## AUFGABE
Schreib aus dem Artikel über die Münchner Stolpersteine den Abschnitt wortgetreu ab. Beginne bei den Worten „Dennoch wollen viele“ und hör nach „wurde er ermordet.“ auf.

## AUSGANGSTEXT
┌──

Am Montag wurden in München an elf Orten 32 Stolpersteine verlegt. Jahrelang war über diese Art des Gedenkens an NS-Opfer gestritten worden.

München - Jeder einzelne Schlag, den der Künstler Gunter Demnig vorsichtig mit dem Hammer setzt, hallt nach, so still und andächtig ist es am Montagvormittag an der Mariahilfstraße. Elf neue Stolpersteine werden in dem Viertel auf Privatgrund verlegt, um an Münchner zu erinnern, die einst hier wohnten und brutal aus dem Leben gerissen wurden, deportiert und ermordet von Nationalsozialisten, weil sie jüdische Wurzeln hatten.

Neue Stolpersteine in München

Etwa 40 Menschen haben sich zusammengefunden, um die Verlegung der Steine zu mitzuerleben. Viele von ihnen tragen Kippa. Einer von ihnen ist Thomas Nowotny. Der 58-jährige Kinderarzt ist aus Rosenheim angereist, wo er lebt. Vom Holocaust war seine Familie besonders stark betroffen. „13 meiner Münchner Verwandten wurden deportiert“, sagt Nowotny. „Elf haben nicht überlebt.“

Mit dem gestrigen Tag sind nun 90 Stolpersteine an 28 Standorten im Stadtgebiet verlegt. 150 weitere gestiftete Stolpersteine sind bereits angefertigt. Der Kölner Künstler Gunter Demnig hat seit 1996 in über 750 Städten und Gemeinden in neun Ländern Europas über 38.000 Steine in Bürgersteige eingesetzt. 

Die Stadt München lehnt Stolpersteine ab 

Der Münchner Stadtrat jedoch hat diese Form des Gedenkens für den öffentlichen Raum nach jahrelanger Debatte 2015 abgelehnt. Vor allem die Israelitische Kultusgemeinde München und Oberbayern (IKG) lehnt die Stolpersteine entschieden ab. Das Gedenken an die NS-Opfer werde damit sinnbildlich mit Füßen getreten. Stattdessen entschied sich der Stadtrat für Wandtafeln und Stelen als Erinnerungszeichen für NS-Opfer.

Stolpersteine für Nazi-Opfer liegen auf Privatgrund

Dennoch wollen viele Münchner nicht auf Stolpersteine verzichten – und viele Hauseigentümer verweigern sich dem Wunsch nicht. Etwa an der Türkenstraße 26. Hier setzt Demnig am Demnig am Montagabend ebenfalls einen Stolperstein ein, für einen ermordeten Verwandten von Thomas Nowotny. Der letzte des Tages. „Mein Großcousin Emil Oestreicher lebte hier“, sagt Nowotny. Oestreicher (Jahrgang 1873) wurde zunächst in drei verschiedenen Münchner Internierungslagern festgehalten, unter anderem an der Clemens-August-Straße 9. 1942 verschleppte man ihn nach Theresienstadt. Im Juli 1942 wurde er ermordet.

└──

[Annotationsdaten zum visuellen Layout]
┌──

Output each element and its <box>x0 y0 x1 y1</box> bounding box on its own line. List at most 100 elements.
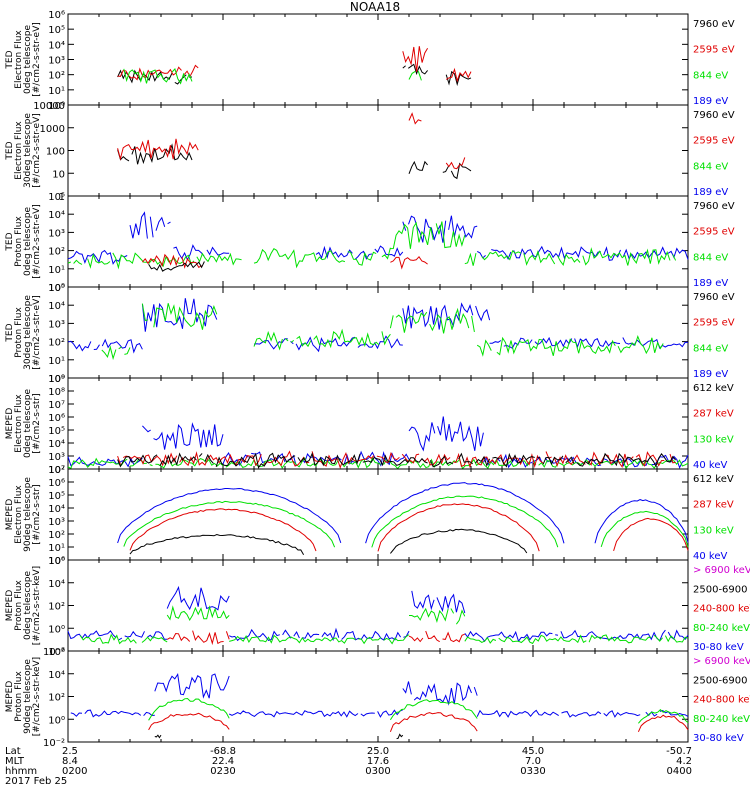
y-tick-label: 10² <box>48 247 65 258</box>
y-axis-label: Electron Flux <box>14 30 24 89</box>
series-line <box>408 70 422 81</box>
y-tick-label: 10² <box>48 602 65 613</box>
series-line <box>476 709 689 718</box>
x-tick-label: 45.0 <box>522 746 544 757</box>
series-line <box>130 213 173 239</box>
series-line <box>253 247 391 269</box>
legend-entry: 7960 eV <box>693 292 735 303</box>
legend-entry: 7960 eV <box>693 19 735 30</box>
series-line <box>377 503 540 552</box>
series-line <box>67 630 168 641</box>
series-line <box>117 487 342 544</box>
y-tick-label: 10² <box>48 465 65 476</box>
series-line <box>389 712 478 732</box>
series-line <box>476 335 664 357</box>
y-axis-label: [#/cm2-s-str-eV] <box>32 22 42 97</box>
series-line <box>228 627 410 642</box>
y-axis-label: [#/cm2-s-str] <box>32 484 42 544</box>
y-tick-label: 10³ <box>48 319 65 330</box>
legend-entry: 2595 eV <box>693 45 735 56</box>
legend-entry: 30-80 keV <box>693 733 744 744</box>
y-tick-label: 10⁴ <box>48 579 65 590</box>
legend-entry: 189 eV <box>693 369 728 380</box>
series-line <box>390 528 528 554</box>
y-tick-label: 10³ <box>48 56 65 67</box>
legend-entry: 844 eV <box>693 252 728 263</box>
y-tick-label: 10⁶ <box>48 478 65 489</box>
series-line <box>637 714 689 733</box>
x-tick-label: 2.5 <box>62 746 78 757</box>
series-line <box>408 112 422 125</box>
legend-entry: 844 eV <box>693 70 728 81</box>
series-line <box>142 422 224 450</box>
x-tick-label: 17.6 <box>367 756 389 767</box>
series-line <box>445 67 472 83</box>
series-line <box>148 712 230 731</box>
y-axis-label: 90deg telescope <box>23 477 33 552</box>
y-axis-label: [#/cm2-s-str] <box>32 393 42 453</box>
legend-entry: 130 keV <box>693 434 734 445</box>
legend-entry: 189 eV <box>693 187 728 198</box>
y-axis-label: TED <box>5 323 15 342</box>
y-axis-label: MEPED <box>5 590 15 622</box>
y-tick-label: 10⁸ <box>48 387 65 398</box>
x-tick-label: 25.0 <box>367 746 389 757</box>
series-line <box>154 673 230 699</box>
series-line <box>464 629 689 643</box>
y-axis-label: Proton Flux <box>14 216 24 267</box>
series-line <box>402 63 428 76</box>
series-line <box>141 298 218 332</box>
y-tick-label: 10² <box>48 693 65 704</box>
y-axis-label: TED <box>5 141 15 160</box>
y-axis-label: Proton Flux <box>14 580 24 631</box>
series-line <box>229 634 410 645</box>
panel-frame <box>67 468 689 561</box>
x-tick-label: 8.4 <box>62 756 78 767</box>
series-line <box>148 261 205 272</box>
y-axis-label: Electron Flux <box>14 485 24 544</box>
legend-entry: > 6900 keV <box>693 565 750 576</box>
x-tick-label: 7.0 <box>525 756 541 767</box>
legend-entry: 7960 eV <box>693 201 735 212</box>
y-tick-label: 10⁰ <box>48 283 65 294</box>
panel-frame <box>67 286 689 379</box>
y-tick-label: 10⁴ <box>48 670 65 681</box>
series-line <box>402 46 429 72</box>
series-line <box>409 607 466 625</box>
legend-entry: 240-800 keV <box>693 604 750 615</box>
y-tick-label: 10 <box>52 169 65 180</box>
legend-entry: 2500-6900 <box>693 584 748 595</box>
legend-entry: 844 eV <box>693 161 728 172</box>
y-axis-label: [#/cm2-s-str-eV] <box>32 295 42 370</box>
legend-entry: 7960 eV <box>693 110 735 121</box>
series-line <box>371 495 559 548</box>
x-tick-label: 0200 <box>62 766 87 777</box>
y-tick-label: 10⁰ <box>48 715 65 726</box>
y-tick-label: 10⁵ <box>48 491 65 502</box>
legend-entry: 2500-6900 <box>693 675 748 686</box>
panel-frame <box>67 650 689 743</box>
series-line <box>411 590 466 614</box>
legend-entry: 80-240 keV <box>693 623 750 634</box>
y-tick-label: 10⁵ <box>48 25 65 36</box>
y-tick-label: 10⁶ <box>48 10 65 21</box>
y-tick-label: 10⁴ <box>48 439 65 450</box>
x-row-label: Lat <box>5 746 21 757</box>
series-line <box>464 634 689 645</box>
y-tick-label: 10⁹ <box>48 374 65 385</box>
y-axis-label: TED <box>5 50 15 69</box>
panel-frame <box>67 195 689 288</box>
y-axis-label: TED <box>5 232 15 251</box>
legend-entry: 30-80 keV <box>693 642 744 653</box>
legend-entry: 844 eV <box>693 343 728 354</box>
legend-entry: 189 eV <box>693 96 728 107</box>
series-line <box>390 221 466 250</box>
y-tick-label: 10⁵ <box>48 283 65 294</box>
legend-entry: 2595 eV <box>693 136 735 147</box>
y-tick-label: 10² <box>48 530 65 541</box>
y-tick-label: 10¹ <box>48 543 65 554</box>
x-tick-label: 0300 <box>365 766 390 777</box>
x-tick-label: 0400 <box>667 766 692 777</box>
series-line <box>123 68 193 85</box>
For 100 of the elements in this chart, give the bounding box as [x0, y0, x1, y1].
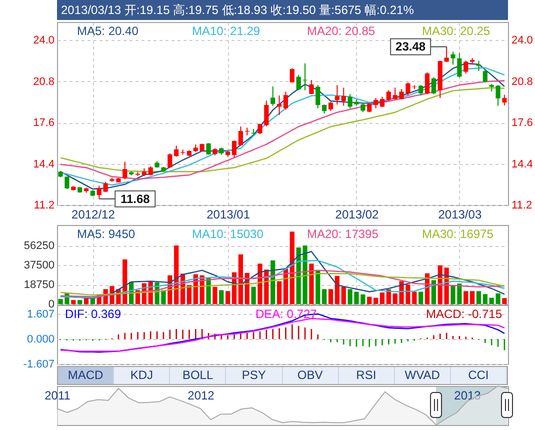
- candlestick: [174, 145, 179, 158]
- candlestick: [283, 91, 288, 110]
- candlestick: [386, 90, 391, 102]
- bar: [212, 286, 218, 304]
- bar: [84, 298, 89, 304]
- x-tick-label: 2012/12: [72, 208, 116, 222]
- bar: [186, 285, 192, 304]
- y-tick-label: 11.2: [34, 200, 54, 212]
- candlestick: [502, 94, 507, 106]
- bar: [431, 280, 436, 304]
- y-tick-label: 24.0: [33, 34, 54, 47]
- bar: [502, 298, 507, 304]
- category-label: RSI: [338, 367, 395, 384]
- candlestick: [450, 51, 456, 66]
- text: MA30: 20.25: [422, 24, 490, 38]
- bar: [309, 264, 314, 304]
- candlestick: [168, 152, 172, 168]
- text: MA5: 9450: [77, 227, 136, 241]
- y2-tick-label: 24.0: [512, 34, 533, 47]
- category-label: MACD: [58, 367, 114, 384]
- bar: [219, 290, 224, 304]
- category-label: PSY: [226, 367, 282, 384]
- text: MA5: 20.40: [77, 24, 139, 38]
- category-label: OBV: [282, 367, 339, 384]
- x-tick-label: 2013: [454, 388, 482, 402]
- bar: [334, 276, 340, 304]
- bar: [71, 300, 76, 304]
- y-tick-label: 18750: [24, 279, 54, 292]
- candlestick: [444, 46, 449, 62]
- candlestick: [482, 69, 488, 84]
- bar: [482, 294, 488, 304]
- candlestick: [276, 94, 282, 116]
- y2-tick-label: 17.6: [512, 117, 533, 130]
- candlestick: [476, 60, 482, 72]
- line-series: [60, 260, 506, 298]
- bar: [290, 232, 294, 304]
- bar: [322, 289, 327, 304]
- text: MA20: 17395: [307, 227, 379, 241]
- bar: [90, 298, 96, 304]
- category-label: KDJ: [114, 367, 170, 384]
- category-label: WVAD: [394, 367, 451, 384]
- y-tick-label: 56250: [24, 240, 54, 252]
- text: MA20: 20.85: [307, 24, 376, 38]
- y-tick-label: 14.4: [33, 158, 54, 170]
- y2-tick-label: 11.2: [512, 200, 532, 212]
- candlestick: [148, 166, 153, 176]
- candlestick: [334, 84, 340, 105]
- bar: [464, 291, 468, 304]
- y-tick-label: 0: [48, 298, 54, 310]
- y-tick-label: -1.607: [23, 358, 54, 370]
- candlestick: [96, 185, 102, 200]
- bar: [78, 300, 82, 304]
- text: MA30: 16975: [422, 227, 494, 241]
- bar: [341, 286, 346, 304]
- bar: [238, 254, 243, 304]
- x-tick-label: 2012: [188, 388, 215, 402]
- candlestick: [457, 52, 462, 78]
- candlestick: [309, 79, 314, 95]
- candlestick: [316, 84, 320, 109]
- annotation: 23.48: [396, 40, 426, 54]
- candlestick: [464, 60, 468, 74]
- bar: [276, 281, 282, 304]
- chart-title: 2013/03/13 开:19.15 高:19.75 低:18.93 收:19.50 量:5675 幅:0.21%: [57, 0, 508, 20]
- candlestick: [431, 76, 436, 95]
- bar: [328, 289, 334, 304]
- candlestick: [360, 102, 366, 113]
- candlestick: [64, 176, 70, 190]
- y-tick-label: 1.607: [26, 308, 54, 321]
- bar: [373, 298, 378, 304]
- x-tick-label: 2013/01: [206, 208, 250, 222]
- candlestick: [367, 102, 372, 113]
- category-label: BOLL: [170, 367, 226, 384]
- y-tick-label: 37500: [24, 260, 54, 272]
- candlestick: [122, 161, 128, 180]
- candlestick: [270, 86, 276, 106]
- candlestick: [328, 101, 334, 112]
- text: MA10: 21.29: [192, 24, 260, 38]
- annotation: 11.68: [120, 192, 150, 206]
- y-tick-label: 0.000: [26, 334, 54, 346]
- bar: [380, 292, 385, 304]
- candlestick: [322, 104, 327, 114]
- bar: [470, 291, 475, 304]
- bar: [476, 291, 482, 304]
- text: DIF: 0.369: [65, 307, 122, 321]
- candlestick: [290, 68, 294, 84]
- candlestick: [418, 84, 424, 96]
- category-label: CCI: [450, 367, 507, 384]
- candlestick: [232, 140, 237, 158]
- candlestick: [424, 72, 430, 95]
- x-tick-label: 2013/02: [335, 208, 379, 222]
- candlestick: [373, 98, 378, 109]
- bar: [367, 296, 372, 304]
- candlestick: [238, 126, 243, 146]
- bar: [418, 292, 424, 304]
- candlestick: [341, 87, 346, 106]
- x-tick-label: 2013/03: [438, 208, 482, 222]
- candlestick: [380, 96, 385, 108]
- bar: [226, 291, 230, 304]
- series-label: MACD: -0.715: [426, 307, 502, 321]
- y2-tick-label: 20.8: [512, 76, 533, 88]
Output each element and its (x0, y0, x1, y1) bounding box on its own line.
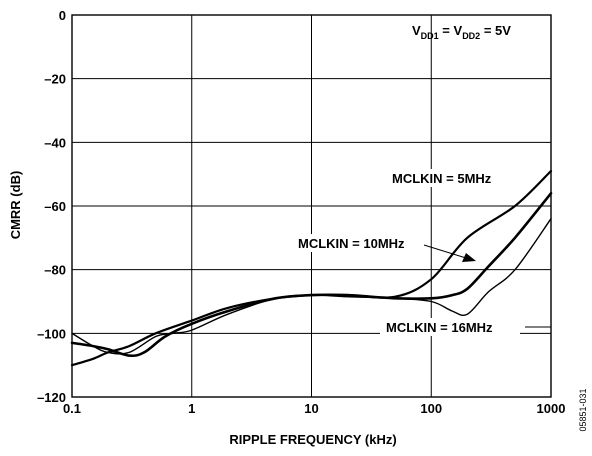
annotation-16mhz: MCLKIN = 16MHz (386, 320, 493, 335)
x-tick-label: 1000 (537, 401, 566, 416)
y-axis-label: CMRR (dB) (8, 171, 23, 240)
x-tick-label: 1 (188, 401, 195, 416)
plot-frame (71, 14, 552, 398)
y-tick-label: –60 (44, 199, 66, 214)
tick-labels: 0.1 1 10 100 1000 0 –20 –40 –60 –80 –100 –120 (37, 8, 565, 416)
annotation-5mhz: MCLKIN = 5MHz (392, 171, 492, 186)
leader-10mhz (423, 244, 467, 259)
grid (72, 15, 551, 397)
arrow-10mhz (462, 253, 476, 262)
label-bg-5mhz (386, 169, 510, 187)
y-tick-label: 0 (59, 8, 66, 23)
x-tick-label: 0.1 (63, 401, 81, 416)
label-bg-10mhz (294, 234, 422, 252)
annotation-10mhz: MCLKIN = 10MHz (298, 236, 405, 251)
condition-label: VDD1 = VDD2 = 5V (412, 23, 511, 41)
y-tick-label: –80 (44, 263, 66, 278)
x-tick-label: 100 (420, 401, 442, 416)
label-bg-16mhz (380, 318, 520, 336)
y-tick-label: –40 (44, 135, 66, 150)
figure-id: 05851-031 (578, 388, 588, 431)
y-tick-label: –100 (37, 326, 66, 341)
y-tick-label: –20 (44, 72, 66, 87)
y-tick-label: –120 (37, 390, 66, 405)
x-tick-label: 10 (304, 401, 318, 416)
x-axis-label: RIPPLE FREQUENCY (kHz) (229, 432, 396, 447)
curves (70, 169, 553, 367)
series-line-3 (71, 218, 552, 355)
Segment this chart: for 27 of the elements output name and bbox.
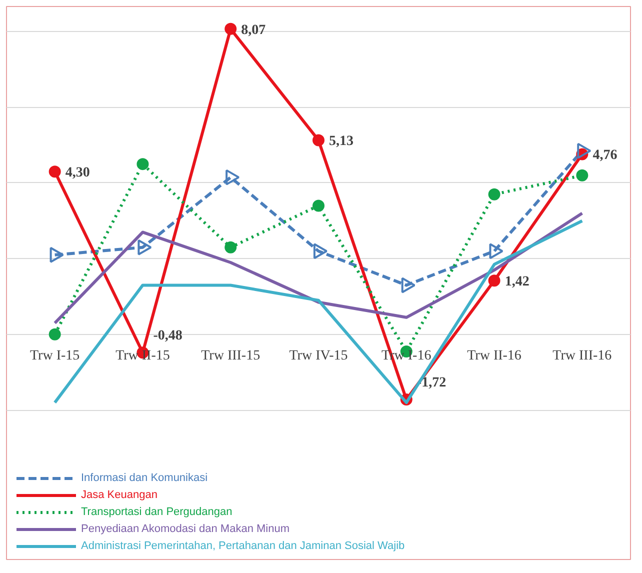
point [576,169,588,182]
text: Administrasi Pemerintahan, Pertahanan dan Jaminan Sosial Wajib [81,539,405,553]
x-tick-label: Trw I-15 [30,348,80,364]
x-tick-label: Trw II-15 [116,348,170,364]
text: Penyediaan Akomodasi dan Makan Minum [81,522,290,536]
x-tick-label: Trw III-15 [201,348,260,364]
data-label: -0,48 [153,328,182,344]
data-label: 4,30 [65,166,90,181]
text: Transportasi dan Pergudangan [81,505,232,519]
text: Jasa Keuangan [81,488,158,502]
point [488,188,500,200]
point [48,328,61,340]
data-label: 5,13 [329,134,354,150]
point [312,134,324,146]
x-tick-label: Trw III-16 [552,348,612,364]
text: Informasi dan Komunikasi [81,471,208,485]
point [224,22,237,35]
point [312,200,324,212]
point [136,158,149,170]
x-tick-label: Trw II-16 [467,348,522,364]
point [488,274,500,287]
x-tick-label: Trw IV-15 [289,348,348,364]
data-label: 4,76 [592,148,618,164]
data-label: 1,42 [504,274,530,290]
point [48,166,61,178]
point [224,241,237,254]
data-label: 8,07 [241,22,266,38]
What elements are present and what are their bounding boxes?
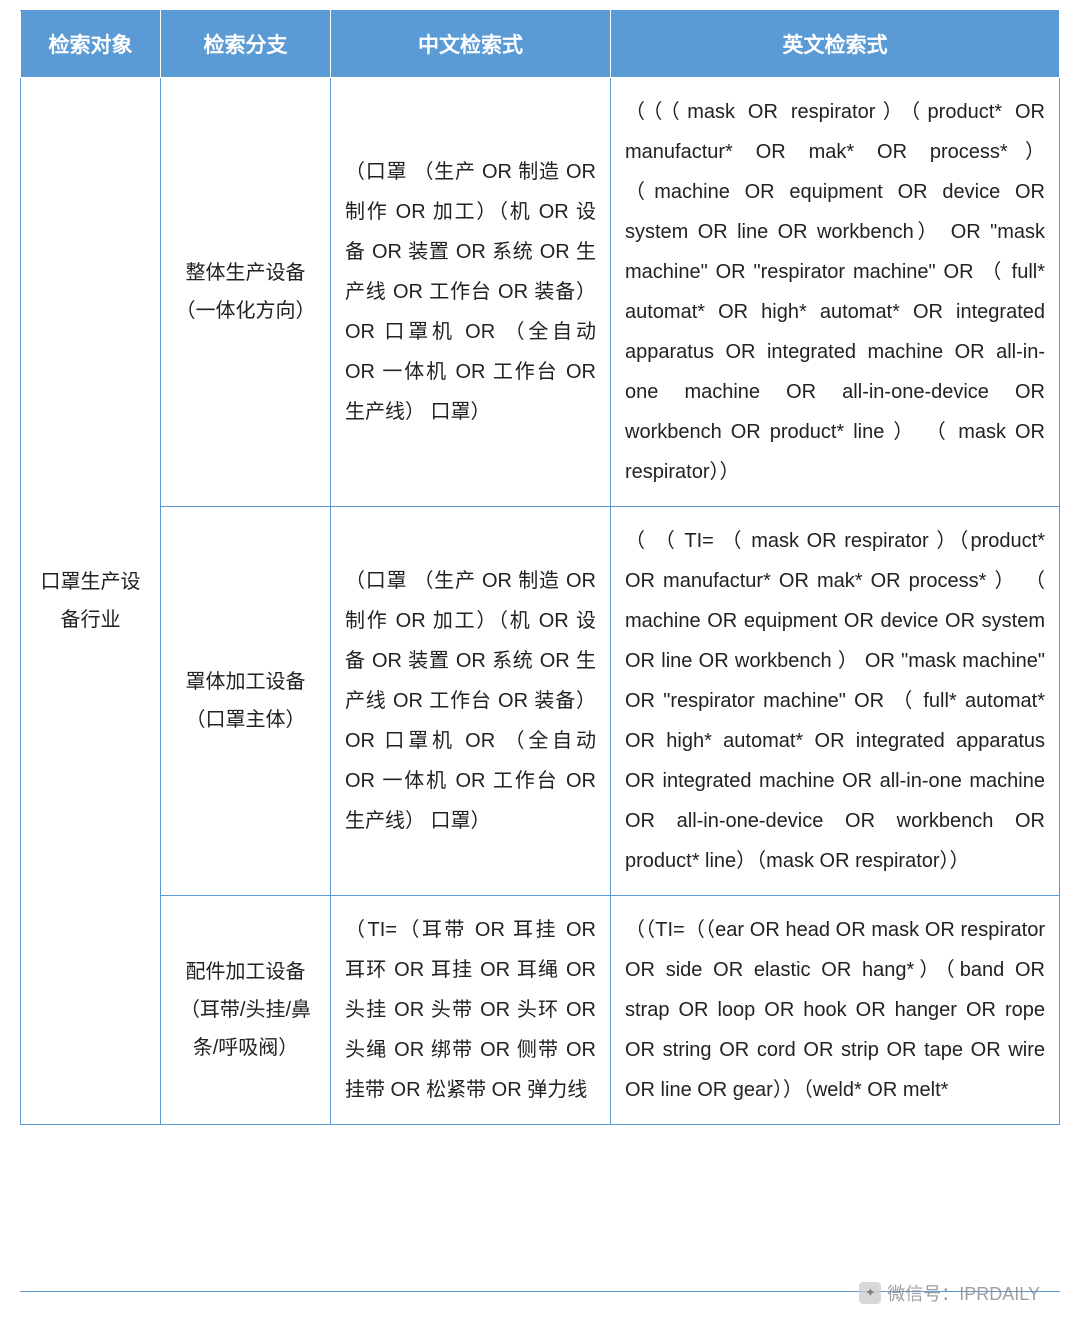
table-row: 配件加工设备（耳带/头挂/鼻条/呼吸阀） （TI=（耳带 OR 耳挂 OR 耳环… [21,896,1060,1125]
cell-cn-2: （TI=（耳带 OR 耳挂 OR 耳环 OR 耳挂 OR 耳绳 OR 头挂 OR… [331,896,611,1125]
col-header-cn: 中文检索式 [331,11,611,78]
cell-en-0: （（（mask OR respirator）（product* OR manuf… [611,78,1060,507]
table-row: 罩体加工设备（口罩主体） （口罩 （生产 OR 制造 OR 制作 OR 加工）（… [21,507,1060,896]
cell-branch-0: 整体生产设备（一体化方向） [161,78,331,507]
cell-cn-1: （口罩 （生产 OR 制造 OR 制作 OR 加工）（机 OR 设备 OR 装置… [331,507,611,896]
cell-en-1: （ （ TI= （ mask OR respirator ）（product* … [611,507,1060,896]
search-strategy-table: 检索对象 检索分支 中文检索式 英文检索式 口罩生产设备行业 整体生产设备（一体… [20,10,1060,1125]
table-row: 口罩生产设备行业 整体生产设备（一体化方向） （口罩 （生产 OR 制造 OR … [21,78,1060,507]
cell-cn-0: （口罩 （生产 OR 制造 OR 制作 OR 加工）（机 OR 设备 OR 装置… [331,78,611,507]
col-header-object: 检索对象 [21,11,161,78]
col-header-en: 英文检索式 [611,11,1060,78]
table-header-row: 检索对象 检索分支 中文检索式 英文检索式 [21,11,1060,78]
cell-object: 口罩生产设备行业 [21,78,161,1125]
cell-en-2: （（TI=（（ear OR head OR mask OR respirator… [611,896,1060,1125]
col-header-branch: 检索分支 [161,11,331,78]
cell-branch-2: 配件加工设备（耳带/头挂/鼻条/呼吸阀） [161,896,331,1125]
cell-branch-1: 罩体加工设备（口罩主体） [161,507,331,896]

└──

## ANTWORT
Dennoch wollen viele Münchner nicht auf Stolpersteine verzichten – und viele Hauseigentümer verweigern sich dem Wunsch nicht. Etwa an der Türkenstraße 26. Hier setzt Demnig am Demnig am Montagabend ebenfalls einen Stolperstein ein, für einen ermordeten Verwandten von Thomas Nowotny. Der letzte des Tages. „Mein Großcousin Emil Oestreicher lebte hier“, sagt Nowotny. Oestreicher (Jahrgang 1873) wurde zunächst in drei verschiedenen Münchner Internierungslagern festgehalten, unter anderem an der Clemens-August-Straße 9. 1942 verschleppte man ihn nach Theresienstadt. Im Juli 1942 wurde er ermordet.